═════ EXERCISE INPUT

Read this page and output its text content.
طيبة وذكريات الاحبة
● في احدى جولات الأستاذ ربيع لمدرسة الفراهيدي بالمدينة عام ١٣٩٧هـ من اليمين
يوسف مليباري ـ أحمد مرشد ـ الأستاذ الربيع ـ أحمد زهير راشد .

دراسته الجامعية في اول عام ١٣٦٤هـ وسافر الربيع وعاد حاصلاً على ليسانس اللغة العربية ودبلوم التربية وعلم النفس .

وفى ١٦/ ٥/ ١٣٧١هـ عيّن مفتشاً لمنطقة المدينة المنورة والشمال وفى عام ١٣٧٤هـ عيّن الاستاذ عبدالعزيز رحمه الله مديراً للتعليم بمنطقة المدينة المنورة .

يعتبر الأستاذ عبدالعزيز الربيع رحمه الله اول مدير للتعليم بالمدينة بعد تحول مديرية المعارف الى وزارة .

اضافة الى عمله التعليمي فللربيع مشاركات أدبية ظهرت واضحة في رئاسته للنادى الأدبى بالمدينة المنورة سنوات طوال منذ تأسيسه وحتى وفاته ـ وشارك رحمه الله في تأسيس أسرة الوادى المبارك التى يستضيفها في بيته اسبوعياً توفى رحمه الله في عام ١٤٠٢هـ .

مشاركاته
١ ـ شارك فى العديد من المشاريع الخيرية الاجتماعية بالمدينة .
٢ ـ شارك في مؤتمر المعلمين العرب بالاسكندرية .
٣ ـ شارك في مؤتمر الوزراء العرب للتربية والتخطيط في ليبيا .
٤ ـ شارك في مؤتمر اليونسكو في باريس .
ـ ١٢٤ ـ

══════════
═════ EXERCISE INPUT

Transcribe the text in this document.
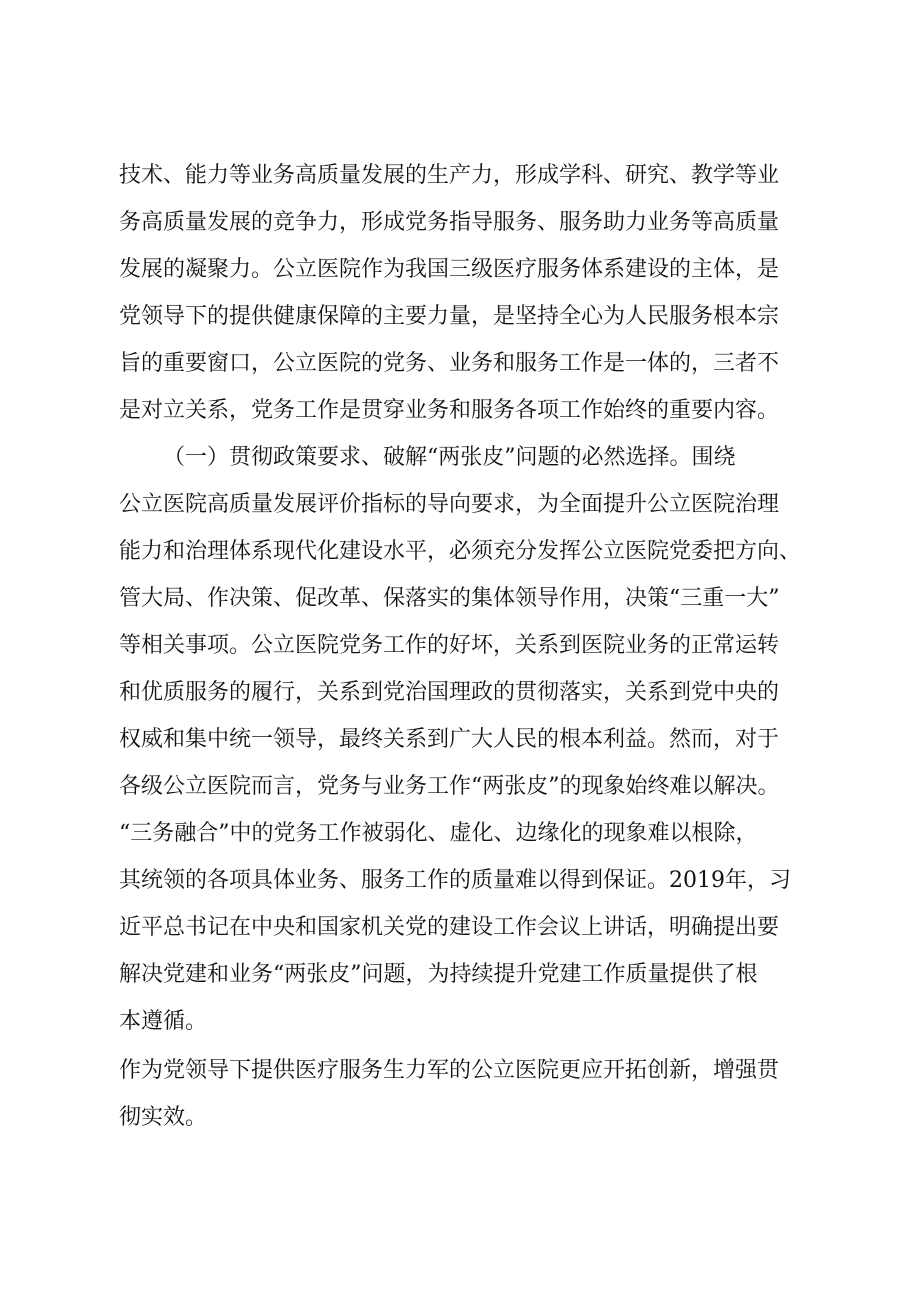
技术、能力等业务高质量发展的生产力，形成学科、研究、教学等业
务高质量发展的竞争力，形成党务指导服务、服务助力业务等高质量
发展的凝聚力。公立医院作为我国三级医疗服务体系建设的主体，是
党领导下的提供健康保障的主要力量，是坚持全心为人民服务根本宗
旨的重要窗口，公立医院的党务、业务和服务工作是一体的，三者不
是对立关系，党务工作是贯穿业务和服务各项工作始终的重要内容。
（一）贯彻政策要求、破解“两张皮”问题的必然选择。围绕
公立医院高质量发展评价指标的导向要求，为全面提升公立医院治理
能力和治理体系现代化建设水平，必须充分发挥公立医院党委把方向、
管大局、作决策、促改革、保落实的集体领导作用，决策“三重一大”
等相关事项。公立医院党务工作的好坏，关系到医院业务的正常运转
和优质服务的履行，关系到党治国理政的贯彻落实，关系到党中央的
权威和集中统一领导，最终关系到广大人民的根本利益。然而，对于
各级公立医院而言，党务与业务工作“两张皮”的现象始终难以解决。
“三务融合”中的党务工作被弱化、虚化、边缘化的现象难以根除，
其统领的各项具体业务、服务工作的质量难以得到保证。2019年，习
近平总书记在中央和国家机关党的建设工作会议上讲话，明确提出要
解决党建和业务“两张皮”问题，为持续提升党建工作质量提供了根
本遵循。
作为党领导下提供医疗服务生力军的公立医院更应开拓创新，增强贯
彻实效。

══════════
═════ EXERCISE INPUT

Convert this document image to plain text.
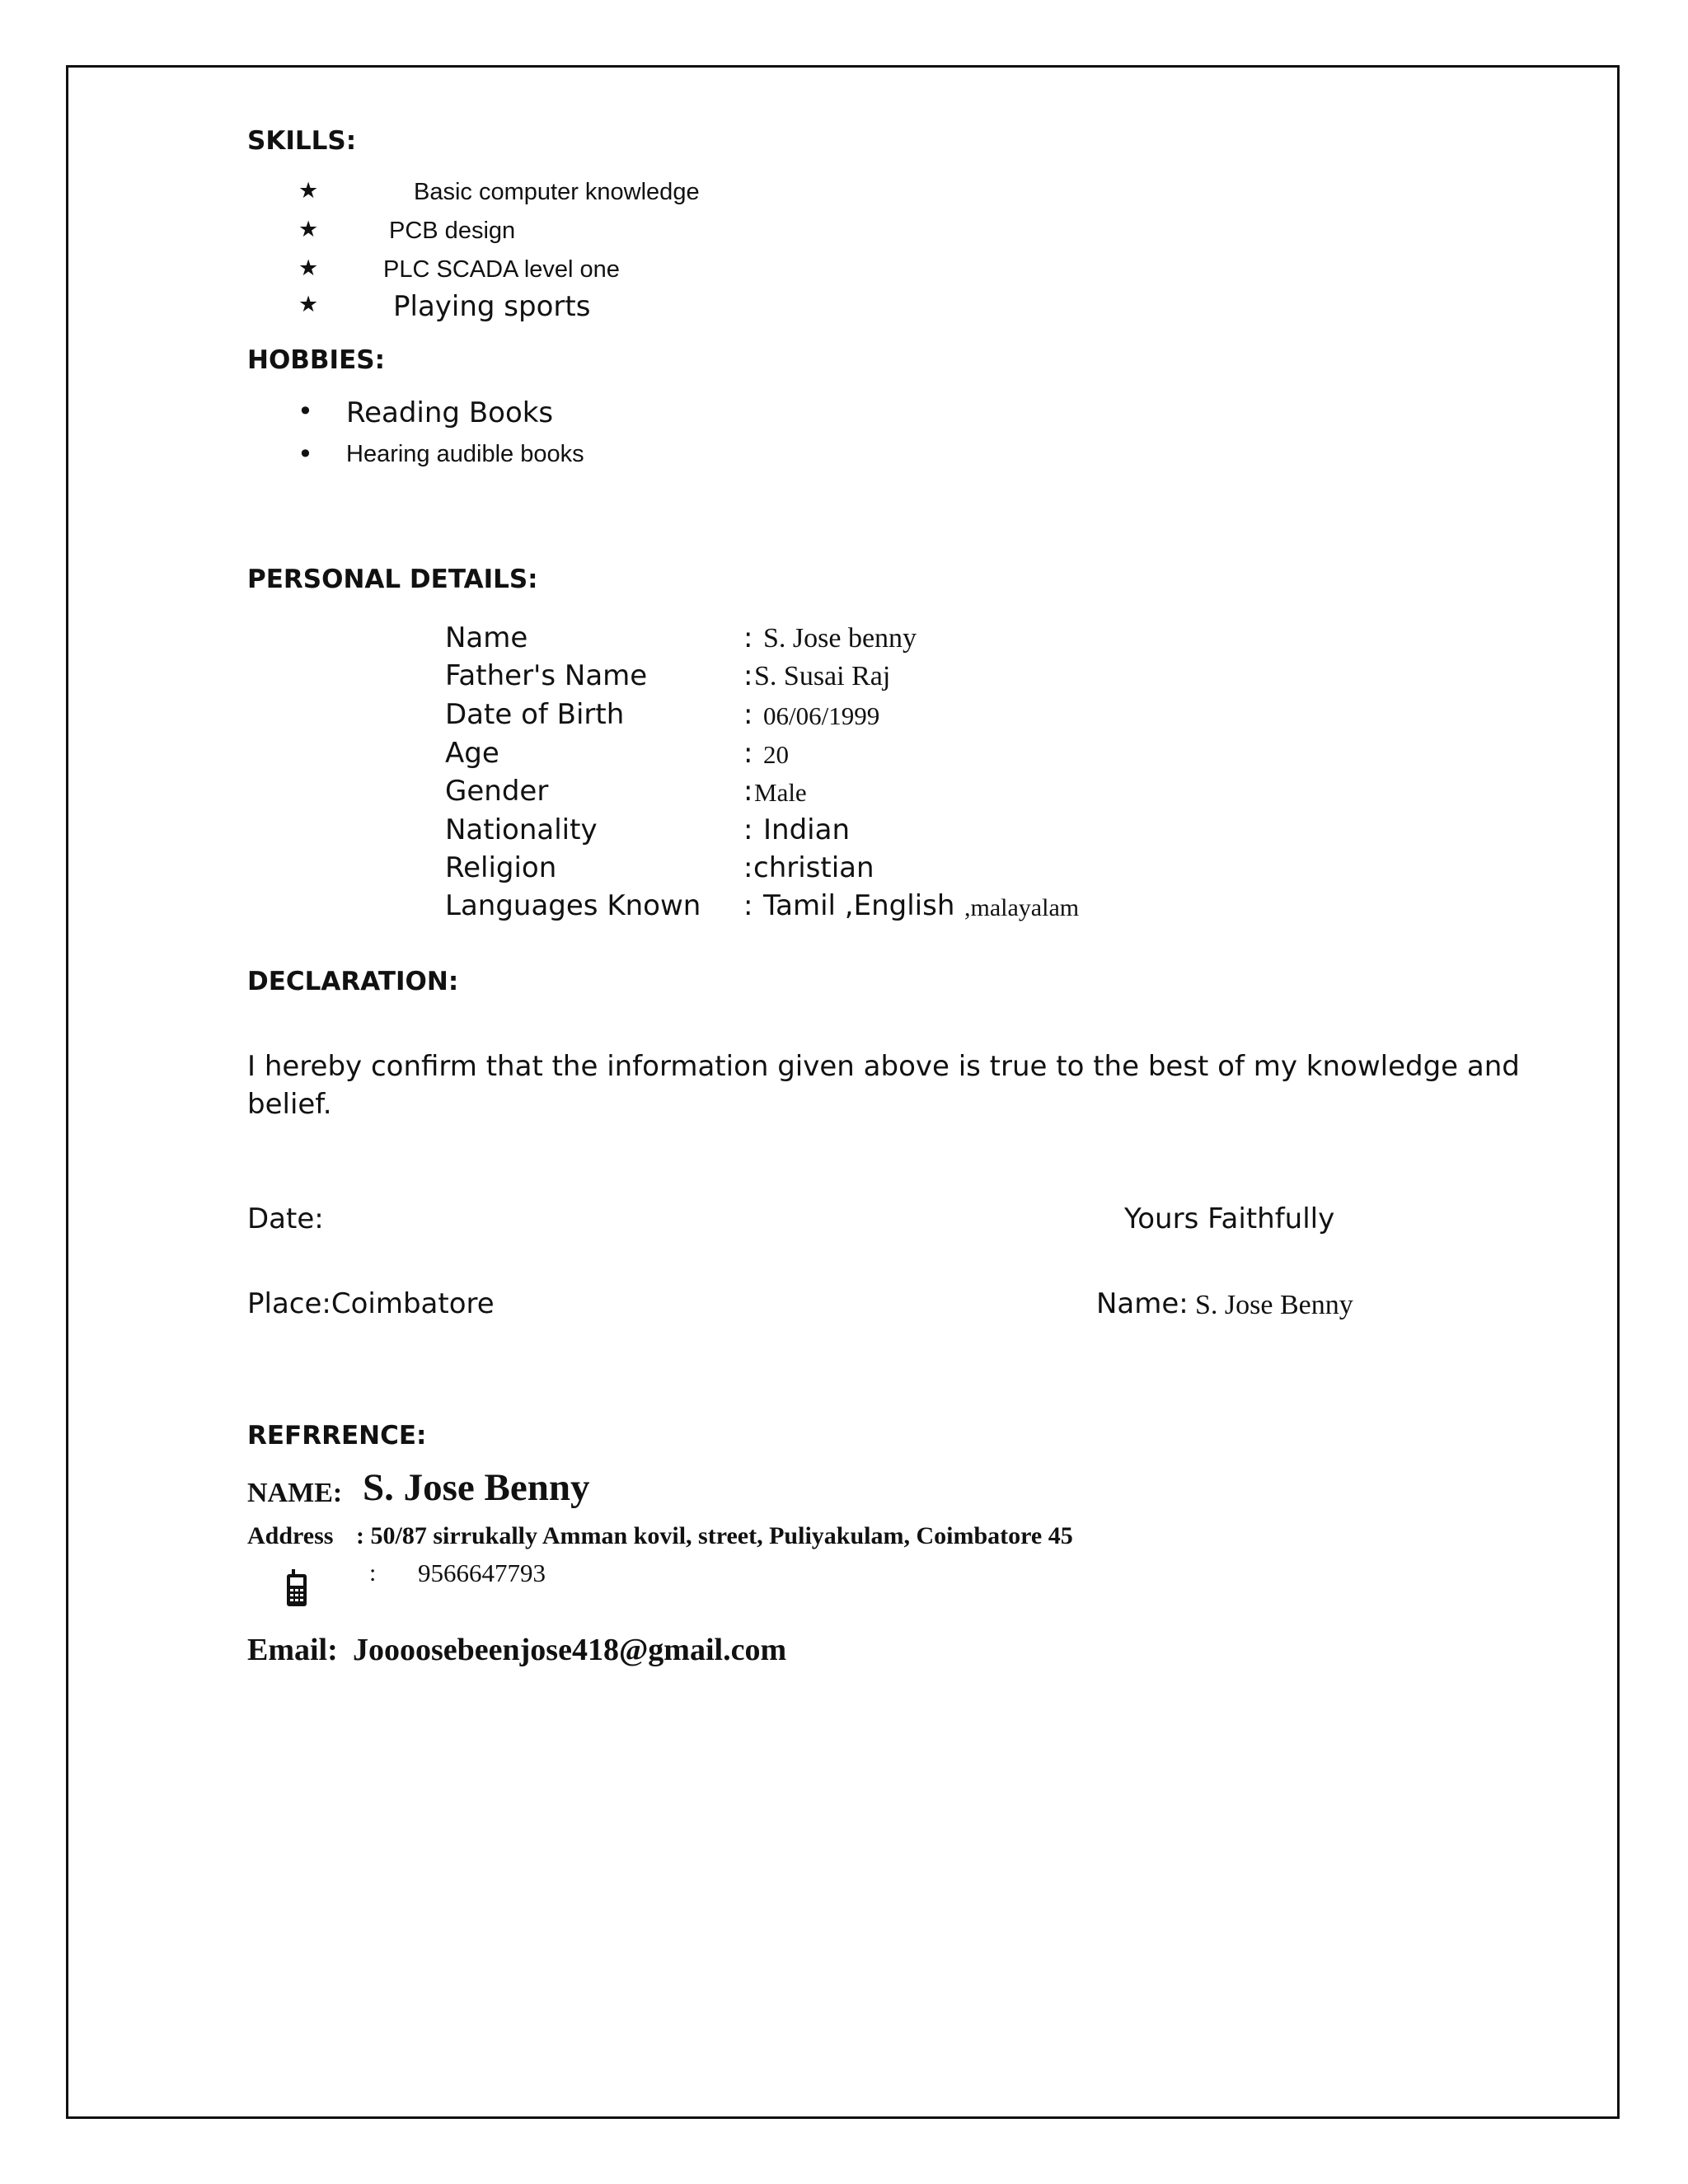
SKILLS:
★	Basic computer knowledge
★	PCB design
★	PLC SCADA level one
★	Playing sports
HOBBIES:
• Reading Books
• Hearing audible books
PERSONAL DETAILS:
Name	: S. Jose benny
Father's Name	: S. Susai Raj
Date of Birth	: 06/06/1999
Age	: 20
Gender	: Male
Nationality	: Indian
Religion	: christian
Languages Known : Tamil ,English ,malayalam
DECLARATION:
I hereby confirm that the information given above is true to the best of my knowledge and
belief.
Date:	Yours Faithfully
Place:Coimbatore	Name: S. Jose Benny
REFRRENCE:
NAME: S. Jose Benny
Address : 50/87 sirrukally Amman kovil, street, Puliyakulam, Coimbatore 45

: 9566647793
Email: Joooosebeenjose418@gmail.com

══════════

* _DIRECTIONS FOR THIS TASK_: Search the records above for the string "document". Copy every line that contains it.

* _TASK RESULT_:
Transcribe the text in this document.
Convert this document image to plain text.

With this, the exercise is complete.